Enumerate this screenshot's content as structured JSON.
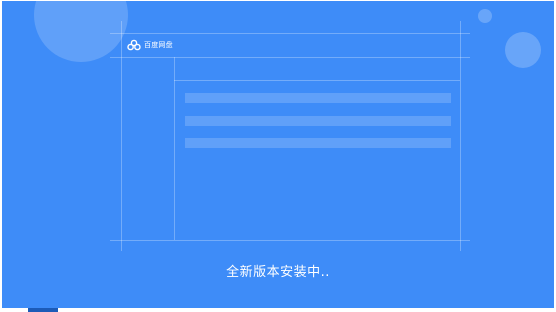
{
  "app": {
    "brand_name": "百度网盘",
    "brand_icon": "cloud-logo-icon",
    "status_text": "全新版本安装中.."
  },
  "colors": {
    "background": "#3e8cf8",
    "text": "#ffffff"
  }
}
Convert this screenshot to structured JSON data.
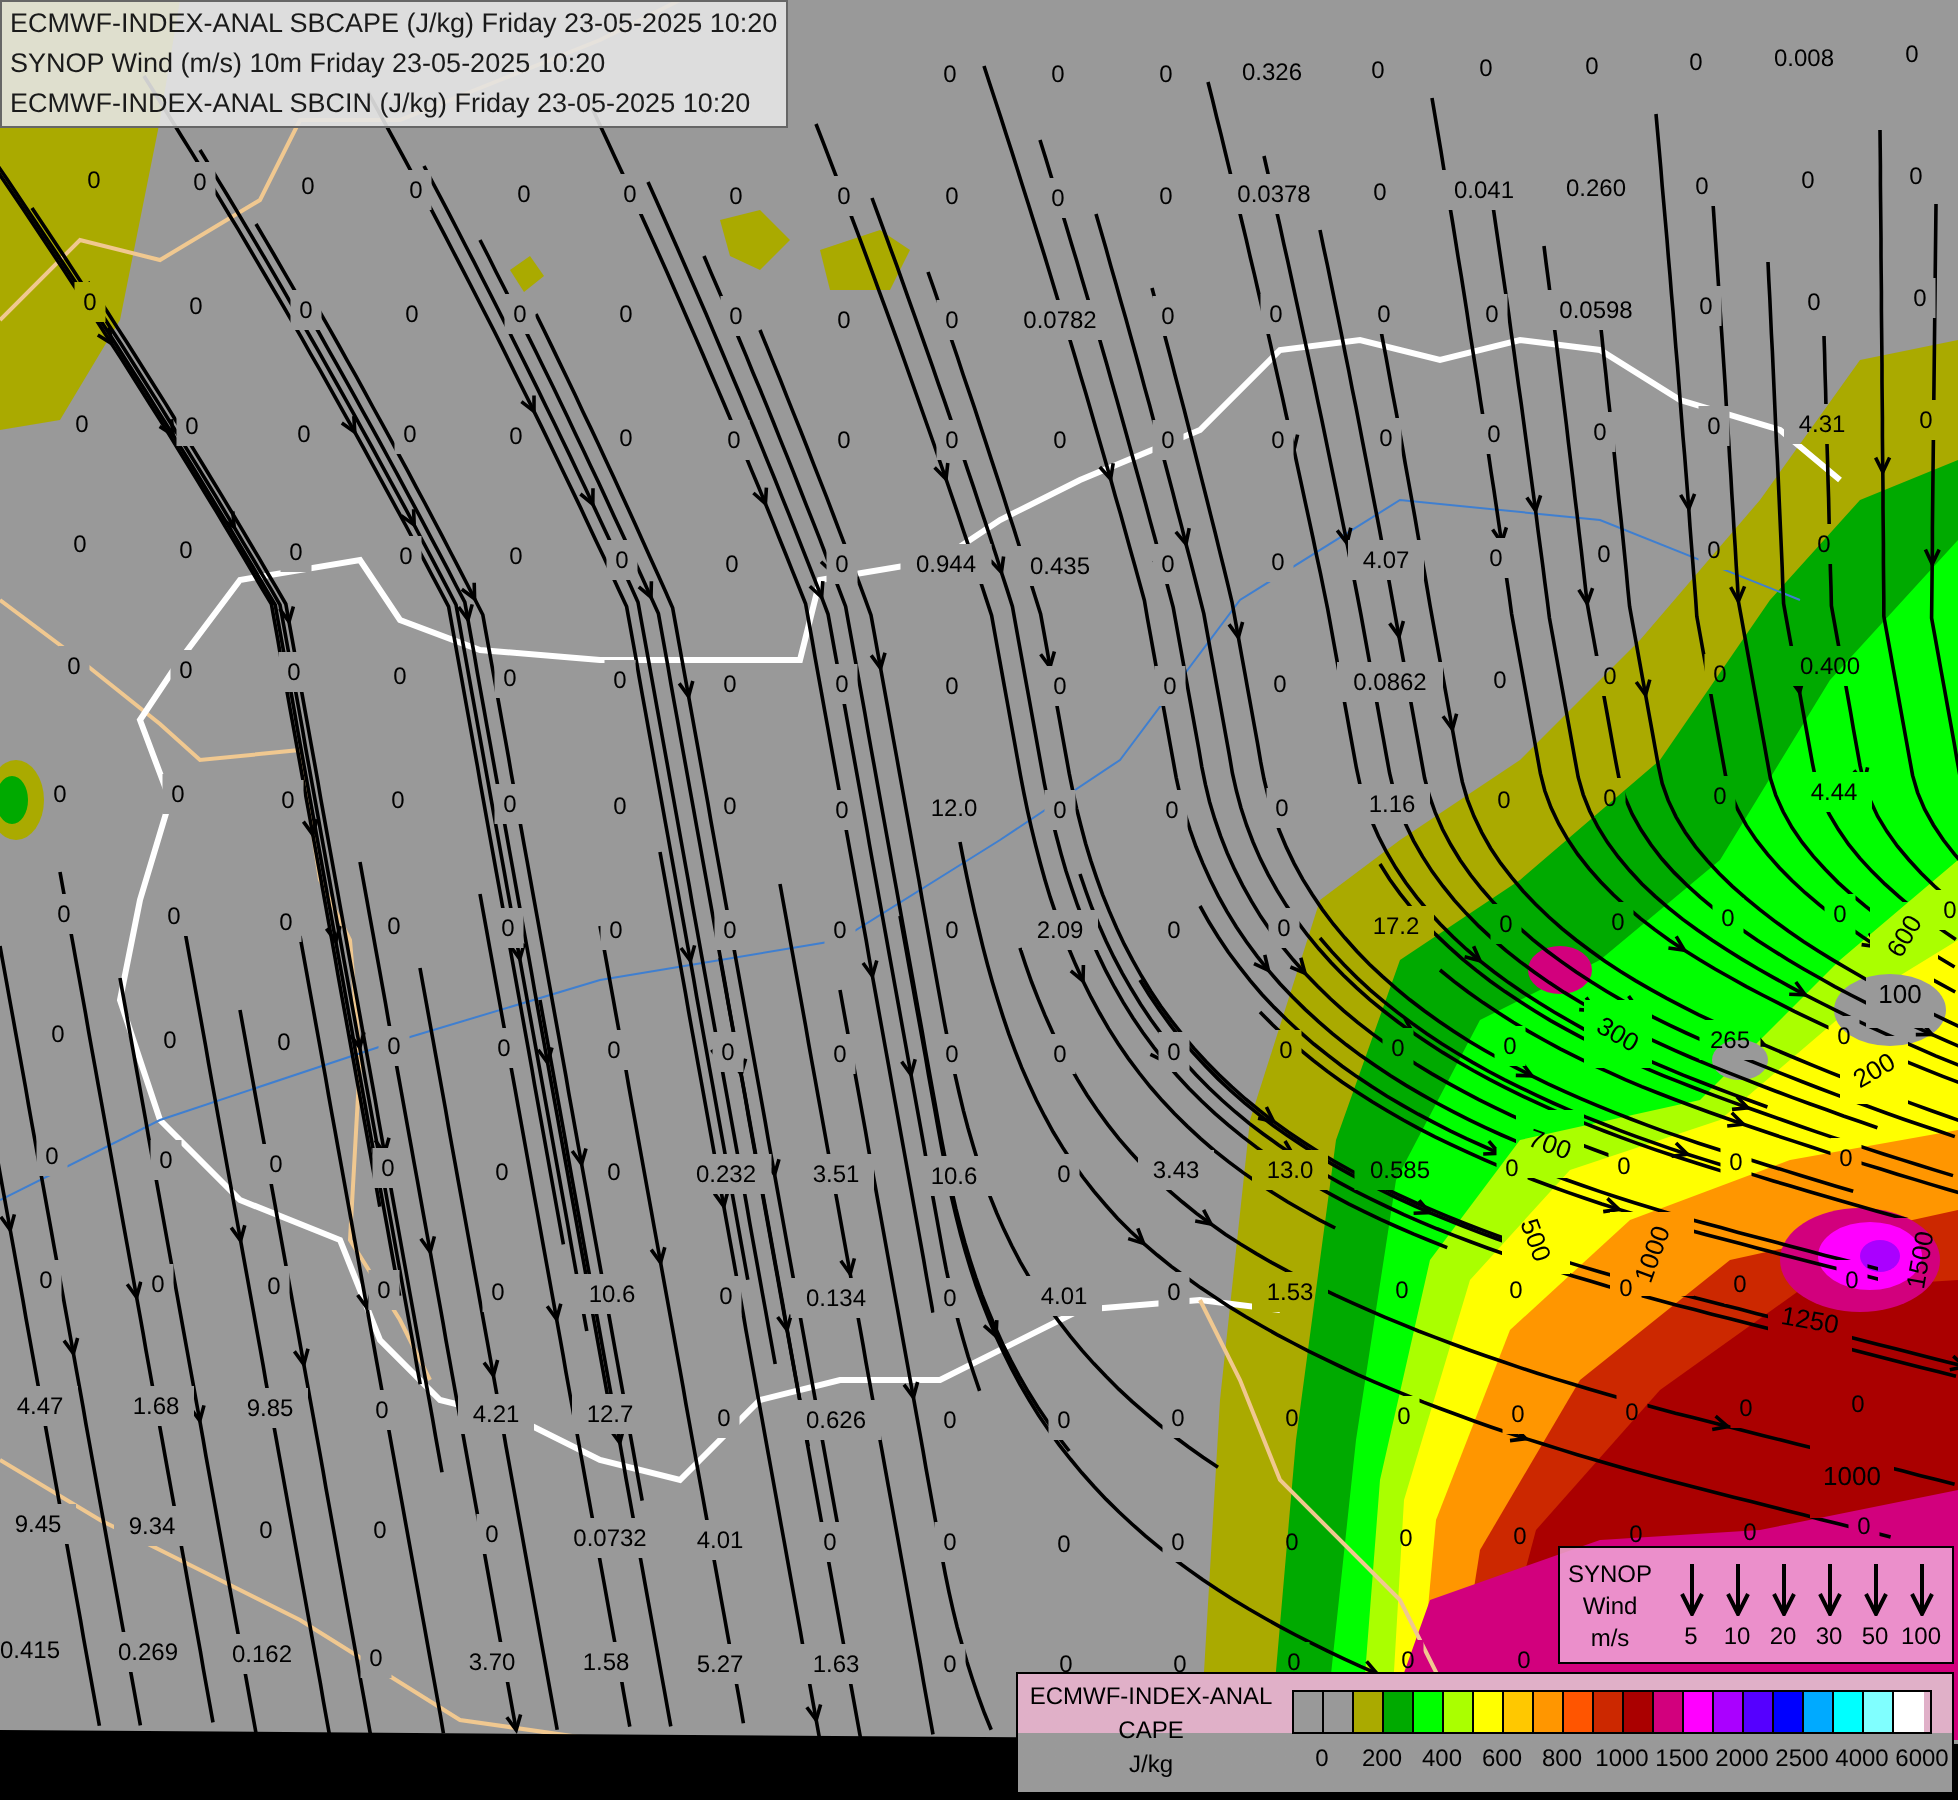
{
  "header": {
    "lines": [
      "ECMWF-INDEX-ANAL SBCAPE (J/kg) Friday 23-05-2025 10:20",
      "SYNOP Wind (m/s) 10m Friday 23-05-2025 10:20",
      "ECMWF-INDEX-ANAL SBCIN (J/kg) Friday 23-05-2025 10:20"
    ]
  },
  "map_values": [
    "0",
    "0",
    "0",
    "0.326",
    "0",
    "0",
    "0",
    "0",
    "0.008",
    "0",
    "0",
    "0",
    "0",
    "0",
    "0",
    "0",
    "0",
    "0",
    "0",
    "0",
    "0",
    "0.0378",
    "0",
    "0.041",
    "0.260",
    "0",
    "0",
    "0",
    "0",
    "0",
    "0",
    "0",
    "0",
    "0",
    "0",
    "0",
    "0",
    "0.0782",
    "0",
    "0",
    "0",
    "0",
    "0.0598",
    "0",
    "0",
    "0",
    "0",
    "0",
    "0",
    "0",
    "0",
    "0",
    "0",
    "0",
    "0",
    "0",
    "0",
    "0",
    "0",
    "0",
    "0",
    "0",
    "4.31",
    "0",
    "0",
    "0",
    "0",
    "0",
    "0",
    "0",
    "0",
    "0",
    "0.944",
    "0.435",
    "0",
    "0",
    "4.07",
    "0",
    "0",
    "0",
    "0",
    "0",
    "0",
    "0",
    "0",
    "0",
    "0",
    "0",
    "0",
    "0",
    "0",
    "0",
    "0",
    "0.0862",
    "0",
    "0",
    "0",
    "0.400",
    "0",
    "0",
    "0",
    "0",
    "0",
    "0",
    "0",
    "0",
    "12.0",
    "0",
    "0",
    "0",
    "1.16",
    "0",
    "0",
    "0",
    "4.44",
    "0",
    "0",
    "0",
    "0",
    "0",
    "0",
    "0",
    "0",
    "0",
    "2.09",
    "0",
    "0",
    "17.2",
    "0",
    "0",
    "0",
    "0",
    "0",
    "0",
    "0",
    "0",
    "0",
    "0",
    "0",
    "0",
    "0",
    "0",
    "0",
    "0",
    "0",
    "0",
    "0",
    "265",
    "0",
    "0",
    "0",
    "0",
    "0",
    "0",
    "0",
    "0.232",
    "3.51",
    "10.6",
    "0",
    "3.43",
    "13.0",
    "0.585",
    "0",
    "0",
    "0",
    "0",
    "0",
    "0",
    "0",
    "0",
    "0",
    "10.6",
    "0",
    "0.134",
    "0",
    "4.01",
    "0",
    "1.53",
    "0",
    "0",
    "0",
    "0",
    "0",
    "4.47",
    "1.68",
    "9.85",
    "0",
    "4.21",
    "12.7",
    "0",
    "0.626",
    "0",
    "0",
    "0",
    "0",
    "0",
    "0",
    "0",
    "0",
    "0",
    "9.45",
    "9.34",
    "0",
    "0",
    "0",
    "0.0732",
    "4.01",
    "0",
    "0",
    "0",
    "0",
    "0",
    "0",
    "0",
    "0",
    "0",
    "0",
    "0.415",
    "0.269",
    "0.162",
    "0",
    "3.70",
    "1.58",
    "5.27",
    "1.63",
    "0",
    "0",
    "0",
    "0",
    "0",
    "0"
  ],
  "contour_labels": [
    "300",
    "200",
    "100",
    "700",
    "500",
    "1000",
    "1250",
    "1500",
    "1000",
    "600"
  ],
  "wind_legend": {
    "title_lines": [
      "SYNOP",
      "Wind",
      "m/s"
    ],
    "speeds": [
      "5",
      "10",
      "20",
      "30",
      "50",
      "100"
    ]
  },
  "cape_legend": {
    "title_lines": [
      "ECMWF-INDEX-ANAL",
      "CAPE",
      "J/kg"
    ],
    "swatches": [
      {
        "color": "#999999"
      },
      {
        "color": "#999999"
      },
      {
        "color": "#aaaa00"
      },
      {
        "color": "#00aa00"
      },
      {
        "color": "#00ff00"
      },
      {
        "color": "#aaff00"
      },
      {
        "color": "#ffff00"
      },
      {
        "color": "#ffc800"
      },
      {
        "color": "#ff9600"
      },
      {
        "color": "#ff5500"
      },
      {
        "color": "#cc2800"
      },
      {
        "color": "#aa0000"
      },
      {
        "color": "#d2007d"
      },
      {
        "color": "#ff00ff"
      },
      {
        "color": "#aa00ff"
      },
      {
        "color": "#5500ff"
      },
      {
        "color": "#0000ff"
      },
      {
        "color": "#00aaff"
      },
      {
        "color": "#00ffff"
      },
      {
        "color": "#80ffff"
      },
      {
        "color": "#ffffff"
      }
    ],
    "ticks": [
      "0",
      "200",
      "400",
      "600",
      "800",
      "1000",
      "1500",
      "2000",
      "2500",
      "4000",
      "6000"
    ]
  }
}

====================

**Work required**:
What is the number of lines that hold the string "this"? Reply with that number alone.

**The reply**:
2